> STATED GOAL
Write out each line of the data below as a JSON list of strings, one string per line, skipping blank lines and leaving out the pictures.

BEGIN ENTRIES SUPPLIED

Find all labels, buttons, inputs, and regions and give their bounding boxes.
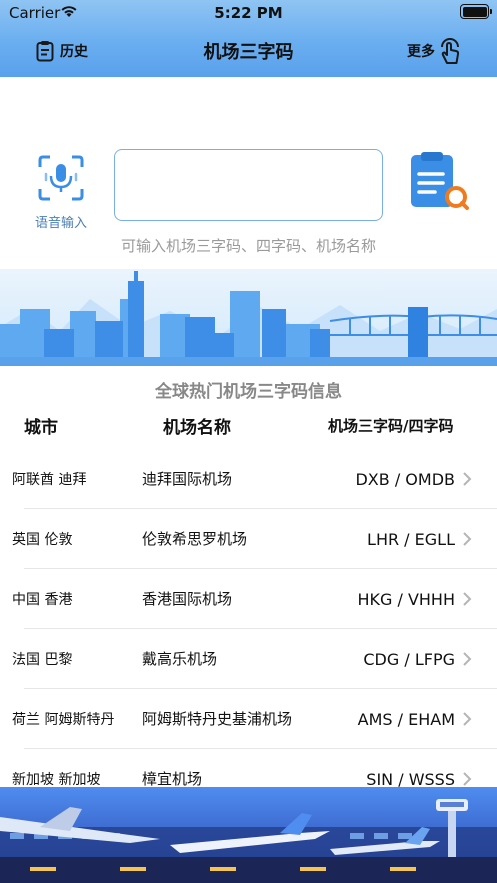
- airport-name: 香港国际机场: [142, 590, 233, 608]
- airport-name: 阿姆斯特丹史基浦机场: [142, 710, 293, 728]
- document-search-icon: [411, 152, 469, 210]
- airport-code: HKG / VHHH: [357, 589, 455, 609]
- airport-row[interactable]: 英国 伦敦 伦敦希思罗机场 LHR / EGLL: [0, 509, 497, 569]
- voice-input-label: 语音输入: [34, 216, 87, 231]
- airport-name: 戴高乐机场: [142, 650, 218, 668]
- section-title: 全球热门机场三字码信息: [155, 382, 342, 402]
- airport-name: 伦敦希思罗机场: [142, 530, 248, 548]
- airport-code: CDG / LFPG: [363, 649, 455, 669]
- airport-code: AMS / EHAM: [357, 709, 455, 729]
- chevron-right-icon: [463, 592, 472, 606]
- airport-list: 阿联酋 迪拜 迪拜国际机场 DXB / OMDB 英国 伦敦 伦敦希思罗机场 L…: [0, 449, 497, 809]
- more-label: 更多: [407, 44, 435, 60]
- airport-city: 荷兰 阿姆斯特丹: [12, 712, 115, 728]
- document-search-button[interactable]: [408, 152, 470, 214]
- search-hint: 可输入机场三字码、四字码、机场名称: [0, 235, 497, 256]
- airport-row[interactable]: 荷兰 阿姆斯特丹 阿姆斯特丹史基浦机场 AMS / EHAM: [0, 689, 497, 749]
- chevron-right-icon: [463, 712, 472, 726]
- more-button[interactable]: 更多: [407, 35, 463, 67]
- battery-icon: [460, 4, 492, 19]
- column-header-city: 城市: [24, 418, 58, 438]
- chevron-right-icon: [463, 532, 472, 546]
- airport-city: 阿联酋 迪拜: [12, 472, 87, 488]
- chevron-right-icon: [463, 652, 472, 666]
- search-hint-text: 可输入机场三字码、四字码、机场名称: [120, 237, 376, 255]
- app-header: Carrier 5:22 PM 历史 机场三字码 更多: [0, 0, 497, 77]
- city-skyline-banner: [0, 269, 497, 366]
- chevron-right-icon: [463, 772, 472, 786]
- airport-code: DXB / OMDB: [355, 469, 455, 489]
- airport-code: LHR / EGLL: [367, 529, 455, 549]
- tap-hand-icon: [441, 38, 460, 64]
- status-bar: Carrier 5:22 PM: [0, 0, 497, 26]
- column-header-code: 机场三字码/四字码: [328, 417, 454, 435]
- airport-row[interactable]: 阿联酋 迪拜 迪拜国际机场 DXB / OMDB: [0, 449, 497, 509]
- airport-name: 迪拜国际机场: [142, 470, 233, 488]
- column-header-name: 机场名称: [163, 418, 231, 438]
- voice-input-button[interactable]: 语音输入: [30, 152, 90, 232]
- microphone-icon: [38, 155, 84, 201]
- airport-city: 英国 伦敦: [12, 532, 73, 548]
- airport-illustration-banner: [0, 787, 497, 883]
- airport-city: 中国 香港: [12, 592, 73, 608]
- search-input[interactable]: [114, 149, 383, 221]
- airport-row[interactable]: 中国 香港 香港国际机场 HKG / VHHH: [0, 569, 497, 629]
- chevron-right-icon: [463, 472, 472, 486]
- airport-row[interactable]: 法国 巴黎 戴高乐机场 CDG / LFPG: [0, 629, 497, 689]
- status-time: 5:22 PM: [214, 4, 283, 22]
- airport-city: 法国 巴黎: [12, 652, 73, 668]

END ENTRIES SUPPLIED

> FINAL RESULT
[
  "Find all labels, buttons, inputs, and regions and give their bounding boxes.",
  "- airport-name: 香港国际机场: [142, 590, 233, 608]",
  "- airport-name: 阿姆斯特丹史基浦机场: [142, 710, 293, 728]",
  "- document-search-icon: [411, 152, 469, 210]",
  "- airport-code: HKG / VHHH: [357, 589, 455, 609]",
  "- airport-row[interactable]: 英国 伦敦 伦敦希思罗机场 LHR / EGLL: [0, 509, 497, 569]",
  "- voice-input-label: 语音输入: [34, 216, 87, 231]",
  "- airport-name: 戴高乐机场: [142, 650, 218, 668]",
  "- section-title: 全球热门机场三字码信息: [155, 382, 342, 402]",
  "- airport-name: 伦敦希思罗机场: [142, 530, 248, 548]",
  "- airport-code: CDG / LFPG: [363, 649, 455, 669]",
  "- airport-code: AMS / EHAM: [357, 709, 455, 729]",
  "- chevron-right-icon: [463, 592, 472, 606]",
  "- airport-list: 阿联酋 迪拜 迪拜国际机场 DXB / OMDB 英国 伦敦 伦敦希思罗机场 L…: [0, 449, 497, 809]",
  "- more-label: 更多: [407, 44, 435, 60]",
  "- airport-city: 荷兰 阿姆斯特丹: [12, 712, 115, 728]",
  "- document-search-button[interactable]: [408, 152, 470, 214]",
  "- search-hint: 可输入机场三字码、四字码、机场名称: [0, 235, 497, 256]",
  "- airport-row[interactable]: 荷兰 阿姆斯特丹 阿姆斯特丹史基浦机场 AMS / EHAM: [0, 689, 497, 749]",
  "- chevron-right-icon: [463, 712, 472, 726]",
  "- more-button[interactable]: 更多: [407, 35, 463, 67]",
  "- battery-icon: [460, 4, 492, 19]",
  "- column-header-city: 城市: [24, 418, 58, 438]",
  "- chevron-right-icon: [463, 532, 472, 546]",
  "- airport-city: 阿联酋 迪拜: [12, 472, 87, 488]",
  "- chevron-right-icon: [463, 652, 472, 666]",
  "- search-hint-text: 可输入机场三字码、四字码、机场名称: [120, 237, 376, 255]",
  "- app-header: Carrier 5:22 PM 历史 机场三字码 更多: [0, 0, 497, 77]",
  "- city-skyline-banner: [0, 269, 497, 366]",
  "- chevron-right-icon: [463, 772, 472, 786]",
  "- airport-code: DXB / OMDB: [355, 469, 455, 489]",
  "- airport-code: LHR / EGLL: [367, 529, 455, 549]",
  "- tap-hand-icon: [441, 38, 460, 64]",
  "- status-bar: Carrier 5:22 PM: [0, 0, 497, 26]",
  "- column-header-code: 机场三字码/四字码: [328, 417, 454, 435]",
  "- airport-row[interactable]: 阿联酋 迪拜 迪拜国际机场 DXB / OMDB: [0, 449, 497, 509]",
  "- airport-name: 迪拜国际机场: [142, 470, 233, 488]",
  "- column-header-name: 机场名称: [163, 418, 231, 438]",
  "- voice-input-button[interactable]: 语音输入: [30, 152, 90, 232]",
  "- microphone-icon: [38, 155, 84, 201]",
  "- airport-city: 英国 伦敦: [12, 532, 73, 548]",
  "- airport-illustration-banner: [0, 787, 497, 883]",
  "- airport-city: 中国 香港: [12, 592, 73, 608]",
  "- search-input[interactable]: [114, 149, 383, 221]",
  "- airport-row[interactable]: 中国 香港 香港国际机场 HKG / VHHH: [0, 569, 497, 629]",
  "- chevron-right-icon: [463, 472, 472, 486]",
  "- airport-row[interactable]: 法国 巴黎 戴高乐机场 CDG / LFPG: [0, 629, 497, 689]",
  "- status-time: 5:22 PM: [214, 4, 283, 22]",
  "- airport-city: 法国 巴黎: [12, 652, 73, 668]"
]